EXCERPT TO READ
+-------+

1. Macroscopic Modeling of Surface Charging under Lunar Plasma Conditions with Implications to Dust Charging and Transport Progress at MST has been put towards modeling the macroscopic lunar surface charging as one of the main drivers of dust grain charging and transport which motivated the PSI experiment of Flanagan and Goree (2006). These simulations were performed with the MST-developed fully kinetic parallel immersed finite element particle-in-cell (PIFE-PIC) code which can resolve the uneven lunar surface terrain as well as landers and habitats on the surface of the Moon. Research for this task has been underway since October 2021 (concurrent with the NSTGRO project at MST). Particularly, this research considered the plasma charging near the lunar surface for future exploration missions, specifically, near lunar craters at the terminator region which are target destinations for planned Artemis missions. Under ambient solar wind and photoemission plasma conditions, the rugged surface terrain could generate localized plasma wakes and shadow regions which can lead to strong differential charging of the surface. Such localized plasma flow field together with the charged lunar surface provides an electric field leading to lofting and levitation of charged dust grains. In our study, the plasma species were chosen to include the ambient electrons and ions as well as photoelectron parameters at the lunar surface in the magnetosheath dayside environment (for which strong differential surface charging is expected). The environment’s parameters were retrieved from NASA’s Cross-Program Design Specification for Natural Environments (DSNE) document. The plasma conditions listed in the DSNE document include the mean, the 95% range, the 99.7% range, and the maximum range of the observed environments derived from the THEMIS-ARTEMIS data in the years 2012 through 2018. This study included the mean plasma conditions in the magnetosheath dayside environment, as well as the 99.7% range of the observed plasma conditions, which we will refer to as the “99.7%” plasma condition, in the magnetosheath dayside environment. This work has been accepted in February 2022 by the AIAA Journal of Space and Rockets (February 2023).
2. Microscopic Modeling of Irregularly Shaped Dust Grain Charging The team at MST also studied electrostatic interactions in dusty plasmas, particularly, charging of dust particulates in the collisionless regimes as the PSI experiment of Flanagan and Goree (2006). Considering the size of dust grains (order of microns) vs. the size of the glass sphere (order of cm) used in the PSI experiment, the microscopic dust grain charging in the PSI experiment can be modeled as the configurations of dust grains near a “flat” surface, which were simulated using the PIFE-PIC code suite. A unique feature of our study is that both the permittivity and irregular shape of dust grains were explicitly resolved in PIFE-PIC. In this study, “irregular” shapes were achieved through patching of spheres. Multiple dust grain configurations were compared to see how dust grains are charged in stationary and drifting plasma environments. These included: single dust grain in a stationary plasma, multiple dust grains in a stationary plasma, multiple irregularly shaped dust grains in a stationary plasma, single/multiple dust grains in a drifting plasma, and single/multiple dust grains in a drifting plasma near a surface. Findings of this work has been presented at AIAA SciTech Forum 2023 as paper AIAA 2023-2616. These efforts made the PIFE-PIC code suite ready to model the Flanagan and Goree PSI experiment (2006) which is the focus of the ongoing effort.

+-------+

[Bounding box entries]
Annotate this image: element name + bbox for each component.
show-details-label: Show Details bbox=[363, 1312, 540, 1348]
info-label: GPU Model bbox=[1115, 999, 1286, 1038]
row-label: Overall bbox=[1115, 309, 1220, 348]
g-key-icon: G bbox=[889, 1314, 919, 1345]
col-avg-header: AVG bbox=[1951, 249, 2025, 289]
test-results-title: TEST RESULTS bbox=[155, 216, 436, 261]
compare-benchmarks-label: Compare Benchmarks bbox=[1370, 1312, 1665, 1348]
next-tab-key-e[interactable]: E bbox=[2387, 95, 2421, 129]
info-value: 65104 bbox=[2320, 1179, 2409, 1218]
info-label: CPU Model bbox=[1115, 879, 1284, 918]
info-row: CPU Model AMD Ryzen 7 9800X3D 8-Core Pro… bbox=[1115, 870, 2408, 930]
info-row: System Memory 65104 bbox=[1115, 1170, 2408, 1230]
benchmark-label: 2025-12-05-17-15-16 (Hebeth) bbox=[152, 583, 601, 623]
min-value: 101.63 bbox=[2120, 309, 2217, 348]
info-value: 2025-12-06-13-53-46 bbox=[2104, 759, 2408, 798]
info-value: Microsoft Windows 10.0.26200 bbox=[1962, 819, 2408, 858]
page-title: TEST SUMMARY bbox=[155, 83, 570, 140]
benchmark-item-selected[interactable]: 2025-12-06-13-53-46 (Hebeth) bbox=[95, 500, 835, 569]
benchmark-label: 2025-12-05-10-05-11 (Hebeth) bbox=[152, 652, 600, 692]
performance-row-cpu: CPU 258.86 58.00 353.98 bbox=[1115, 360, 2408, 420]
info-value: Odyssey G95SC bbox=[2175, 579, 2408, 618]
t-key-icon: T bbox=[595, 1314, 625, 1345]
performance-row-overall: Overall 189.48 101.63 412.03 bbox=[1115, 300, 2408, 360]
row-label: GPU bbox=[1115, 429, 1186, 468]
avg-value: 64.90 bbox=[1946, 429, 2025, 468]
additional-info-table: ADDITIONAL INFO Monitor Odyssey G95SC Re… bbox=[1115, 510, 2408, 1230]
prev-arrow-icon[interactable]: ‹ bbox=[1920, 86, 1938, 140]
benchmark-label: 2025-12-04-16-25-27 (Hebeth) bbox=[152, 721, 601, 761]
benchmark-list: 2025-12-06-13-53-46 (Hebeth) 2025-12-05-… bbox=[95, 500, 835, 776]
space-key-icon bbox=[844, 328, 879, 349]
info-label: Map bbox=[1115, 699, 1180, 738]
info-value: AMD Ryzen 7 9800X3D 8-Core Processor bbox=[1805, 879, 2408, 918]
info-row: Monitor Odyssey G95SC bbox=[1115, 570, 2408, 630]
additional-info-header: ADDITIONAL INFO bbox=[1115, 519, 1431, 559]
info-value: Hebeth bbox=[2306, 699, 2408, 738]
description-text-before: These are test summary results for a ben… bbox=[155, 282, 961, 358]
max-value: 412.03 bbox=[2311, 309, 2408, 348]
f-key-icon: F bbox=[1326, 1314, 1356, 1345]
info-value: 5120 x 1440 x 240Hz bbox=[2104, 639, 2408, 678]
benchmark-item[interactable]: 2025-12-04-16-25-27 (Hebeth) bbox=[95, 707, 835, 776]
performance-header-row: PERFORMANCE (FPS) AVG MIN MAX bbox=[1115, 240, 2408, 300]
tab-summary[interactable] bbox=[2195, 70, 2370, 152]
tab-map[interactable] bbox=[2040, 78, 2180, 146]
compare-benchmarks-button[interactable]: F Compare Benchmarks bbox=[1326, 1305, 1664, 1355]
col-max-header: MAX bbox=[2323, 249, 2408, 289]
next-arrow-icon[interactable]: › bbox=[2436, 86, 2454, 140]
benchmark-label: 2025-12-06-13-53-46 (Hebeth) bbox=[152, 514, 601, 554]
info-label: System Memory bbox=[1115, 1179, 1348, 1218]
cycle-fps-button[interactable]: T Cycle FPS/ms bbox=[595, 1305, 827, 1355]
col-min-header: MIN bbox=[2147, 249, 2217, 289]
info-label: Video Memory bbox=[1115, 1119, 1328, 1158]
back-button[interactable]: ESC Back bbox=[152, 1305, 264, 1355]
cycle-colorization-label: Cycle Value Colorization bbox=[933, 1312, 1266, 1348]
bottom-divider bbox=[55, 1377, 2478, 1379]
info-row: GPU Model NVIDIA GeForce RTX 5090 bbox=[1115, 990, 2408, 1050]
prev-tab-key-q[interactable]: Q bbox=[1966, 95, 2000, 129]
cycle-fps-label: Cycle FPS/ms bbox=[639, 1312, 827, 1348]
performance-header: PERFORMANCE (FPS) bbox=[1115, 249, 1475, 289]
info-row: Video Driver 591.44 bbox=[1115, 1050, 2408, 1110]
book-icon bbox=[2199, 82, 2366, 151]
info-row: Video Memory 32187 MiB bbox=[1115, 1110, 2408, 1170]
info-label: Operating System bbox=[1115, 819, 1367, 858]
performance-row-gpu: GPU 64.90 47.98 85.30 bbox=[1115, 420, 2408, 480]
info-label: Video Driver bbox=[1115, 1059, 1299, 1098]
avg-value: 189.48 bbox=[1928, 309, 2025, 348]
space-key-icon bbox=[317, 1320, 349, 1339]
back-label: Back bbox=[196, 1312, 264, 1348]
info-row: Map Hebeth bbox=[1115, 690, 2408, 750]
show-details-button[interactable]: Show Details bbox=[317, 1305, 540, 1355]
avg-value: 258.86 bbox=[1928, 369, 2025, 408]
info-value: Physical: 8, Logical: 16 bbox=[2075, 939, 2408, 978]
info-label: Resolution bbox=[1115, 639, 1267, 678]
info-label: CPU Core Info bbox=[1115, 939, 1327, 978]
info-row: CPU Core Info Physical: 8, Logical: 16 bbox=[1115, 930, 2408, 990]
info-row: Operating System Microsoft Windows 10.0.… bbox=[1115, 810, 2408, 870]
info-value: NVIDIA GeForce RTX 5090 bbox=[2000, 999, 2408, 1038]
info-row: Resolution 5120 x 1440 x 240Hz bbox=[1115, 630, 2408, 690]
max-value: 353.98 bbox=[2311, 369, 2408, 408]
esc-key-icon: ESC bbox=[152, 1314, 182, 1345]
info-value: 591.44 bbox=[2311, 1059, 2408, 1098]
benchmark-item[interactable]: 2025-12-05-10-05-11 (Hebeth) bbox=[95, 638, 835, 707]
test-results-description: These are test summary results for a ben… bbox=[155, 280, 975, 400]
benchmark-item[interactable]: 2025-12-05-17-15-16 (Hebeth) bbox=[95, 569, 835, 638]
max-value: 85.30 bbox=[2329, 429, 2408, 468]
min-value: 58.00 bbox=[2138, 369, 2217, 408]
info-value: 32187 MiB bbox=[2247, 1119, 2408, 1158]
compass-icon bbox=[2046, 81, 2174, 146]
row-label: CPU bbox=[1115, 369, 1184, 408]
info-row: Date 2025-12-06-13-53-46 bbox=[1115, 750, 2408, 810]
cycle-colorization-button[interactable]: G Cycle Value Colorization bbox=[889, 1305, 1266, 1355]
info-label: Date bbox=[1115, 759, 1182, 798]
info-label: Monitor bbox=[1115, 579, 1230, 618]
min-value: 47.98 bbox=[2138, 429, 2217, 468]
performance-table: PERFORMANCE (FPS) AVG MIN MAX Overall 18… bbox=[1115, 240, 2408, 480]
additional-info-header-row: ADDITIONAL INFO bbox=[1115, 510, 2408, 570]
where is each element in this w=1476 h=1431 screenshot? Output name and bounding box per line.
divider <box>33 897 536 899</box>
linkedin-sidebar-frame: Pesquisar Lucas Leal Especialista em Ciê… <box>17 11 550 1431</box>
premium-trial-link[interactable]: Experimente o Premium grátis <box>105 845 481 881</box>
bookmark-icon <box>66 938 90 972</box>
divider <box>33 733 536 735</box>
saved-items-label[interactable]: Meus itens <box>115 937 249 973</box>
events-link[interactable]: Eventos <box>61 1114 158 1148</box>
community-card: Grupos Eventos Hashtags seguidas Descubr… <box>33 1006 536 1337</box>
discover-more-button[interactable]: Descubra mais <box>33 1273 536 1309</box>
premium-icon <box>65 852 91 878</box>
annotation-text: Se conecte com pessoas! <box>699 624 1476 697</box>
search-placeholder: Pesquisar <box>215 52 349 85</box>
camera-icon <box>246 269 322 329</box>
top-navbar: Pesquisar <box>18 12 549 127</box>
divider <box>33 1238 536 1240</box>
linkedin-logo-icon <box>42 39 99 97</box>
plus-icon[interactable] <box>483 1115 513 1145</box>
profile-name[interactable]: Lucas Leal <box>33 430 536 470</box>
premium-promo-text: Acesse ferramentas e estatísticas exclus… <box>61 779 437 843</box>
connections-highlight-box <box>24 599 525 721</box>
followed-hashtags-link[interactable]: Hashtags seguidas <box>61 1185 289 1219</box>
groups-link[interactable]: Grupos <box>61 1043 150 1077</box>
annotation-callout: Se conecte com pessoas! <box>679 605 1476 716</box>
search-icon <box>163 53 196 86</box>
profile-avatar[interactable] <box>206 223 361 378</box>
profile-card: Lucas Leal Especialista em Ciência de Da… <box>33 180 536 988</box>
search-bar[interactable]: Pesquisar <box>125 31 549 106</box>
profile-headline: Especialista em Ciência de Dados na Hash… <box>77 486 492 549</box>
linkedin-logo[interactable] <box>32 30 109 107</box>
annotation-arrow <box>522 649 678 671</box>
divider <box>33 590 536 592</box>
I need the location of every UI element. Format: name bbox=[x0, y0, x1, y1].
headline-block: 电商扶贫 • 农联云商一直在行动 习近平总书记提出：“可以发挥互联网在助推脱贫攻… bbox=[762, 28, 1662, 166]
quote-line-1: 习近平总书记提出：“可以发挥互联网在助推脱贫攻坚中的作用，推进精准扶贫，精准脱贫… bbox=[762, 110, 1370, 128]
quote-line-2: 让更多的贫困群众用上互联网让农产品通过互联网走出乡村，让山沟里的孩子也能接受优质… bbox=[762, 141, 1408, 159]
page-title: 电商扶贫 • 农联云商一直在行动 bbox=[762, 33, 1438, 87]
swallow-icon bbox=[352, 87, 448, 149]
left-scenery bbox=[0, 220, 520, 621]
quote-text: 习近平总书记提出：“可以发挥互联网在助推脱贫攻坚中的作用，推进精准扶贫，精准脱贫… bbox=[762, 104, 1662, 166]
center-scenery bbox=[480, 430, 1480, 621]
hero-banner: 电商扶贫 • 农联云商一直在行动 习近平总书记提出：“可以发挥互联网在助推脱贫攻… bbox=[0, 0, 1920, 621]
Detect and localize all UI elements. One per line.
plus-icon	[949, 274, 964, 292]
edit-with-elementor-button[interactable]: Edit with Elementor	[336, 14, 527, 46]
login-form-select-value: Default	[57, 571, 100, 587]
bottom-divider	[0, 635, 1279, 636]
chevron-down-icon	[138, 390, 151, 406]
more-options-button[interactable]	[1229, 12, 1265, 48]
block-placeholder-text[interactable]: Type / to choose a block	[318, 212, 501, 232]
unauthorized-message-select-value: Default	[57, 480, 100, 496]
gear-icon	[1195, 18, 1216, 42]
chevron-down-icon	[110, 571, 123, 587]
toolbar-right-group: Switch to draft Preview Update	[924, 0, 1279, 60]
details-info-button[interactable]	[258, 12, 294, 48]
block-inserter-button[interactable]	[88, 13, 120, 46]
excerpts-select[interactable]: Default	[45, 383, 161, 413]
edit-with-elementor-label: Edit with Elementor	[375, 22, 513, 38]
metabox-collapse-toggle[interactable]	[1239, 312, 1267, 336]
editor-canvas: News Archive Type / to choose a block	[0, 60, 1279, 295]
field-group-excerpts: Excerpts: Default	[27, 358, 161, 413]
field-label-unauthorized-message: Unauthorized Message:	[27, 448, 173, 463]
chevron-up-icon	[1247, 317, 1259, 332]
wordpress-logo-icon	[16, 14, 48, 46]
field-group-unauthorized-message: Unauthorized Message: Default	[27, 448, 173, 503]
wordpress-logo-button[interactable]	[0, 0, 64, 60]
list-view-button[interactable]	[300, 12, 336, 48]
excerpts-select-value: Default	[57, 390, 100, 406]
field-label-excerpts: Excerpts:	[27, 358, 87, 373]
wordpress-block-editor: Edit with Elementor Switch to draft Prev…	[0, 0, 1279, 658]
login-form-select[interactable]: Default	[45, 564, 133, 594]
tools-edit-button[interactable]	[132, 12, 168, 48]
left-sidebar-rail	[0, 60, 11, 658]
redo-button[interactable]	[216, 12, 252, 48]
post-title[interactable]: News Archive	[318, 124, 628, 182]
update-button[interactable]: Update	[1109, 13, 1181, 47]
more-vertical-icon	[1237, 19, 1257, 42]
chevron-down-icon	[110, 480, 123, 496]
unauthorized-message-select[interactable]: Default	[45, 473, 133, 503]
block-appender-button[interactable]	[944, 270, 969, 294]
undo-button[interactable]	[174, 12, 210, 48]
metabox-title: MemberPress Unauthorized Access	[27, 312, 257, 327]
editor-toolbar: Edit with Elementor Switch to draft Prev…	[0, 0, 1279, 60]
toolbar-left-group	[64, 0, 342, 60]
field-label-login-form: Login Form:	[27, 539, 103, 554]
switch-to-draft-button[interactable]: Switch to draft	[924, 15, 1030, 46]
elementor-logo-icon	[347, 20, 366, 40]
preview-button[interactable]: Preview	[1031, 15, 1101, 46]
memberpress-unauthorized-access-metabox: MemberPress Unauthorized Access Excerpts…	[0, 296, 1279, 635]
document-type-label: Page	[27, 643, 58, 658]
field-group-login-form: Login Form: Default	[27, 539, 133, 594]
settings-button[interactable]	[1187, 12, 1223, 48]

+-------+

WHAT THIS EXERCISE ASKS
a – According to the lunar surface charging excerpt, which document supplied the environment's parameters?
b – Retype the records from their first line through the line containing "page-title: TEST SUMMARY", including that line.

ANSWER SET
a – NASA's Cross-Program Design Specification for Natural Environments (DSNE) document.

b –
Annotate this image: element name + bbox for each component.
show-details-label: Show Details bbox=[363, 1312, 540, 1348]
info-label: GPU Model bbox=[1115, 999, 1286, 1038]
row-label: Overall bbox=[1115, 309, 1220, 348]
g-key-icon: G bbox=[889, 1314, 919, 1345]
col-avg-header: AVG bbox=[1951, 249, 2025, 289]
test-results-title: TEST RESULTS bbox=[155, 216, 436, 261]
compare-benchmarks-label: Compare Benchmarks bbox=[1370, 1312, 1665, 1348]
next-tab-key-e[interactable]: E bbox=[2387, 95, 2421, 129]
info-value: 65104 bbox=[2320, 1179, 2409, 1218]
info-label: CPU Model bbox=[1115, 879, 1284, 918]
info-row: CPU Model AMD Ryzen 7 9800X3D 8-Core Pro… bbox=[1115, 870, 2408, 930]
info-row: System Memory 65104 bbox=[1115, 1170, 2408, 1230]
benchmark-label: 2025-12-05-17-15-16 (Hebeth) bbox=[152, 583, 601, 623]
min-value: 101.63 bbox=[2120, 309, 2217, 348]
info-value: 2025-12-06-13-53-46 bbox=[2104, 759, 2408, 798]
info-value: Microsoft Windows 10.0.26200 bbox=[1962, 819, 2408, 858]
page-title: TEST SUMMARY bbox=[155, 83, 570, 140]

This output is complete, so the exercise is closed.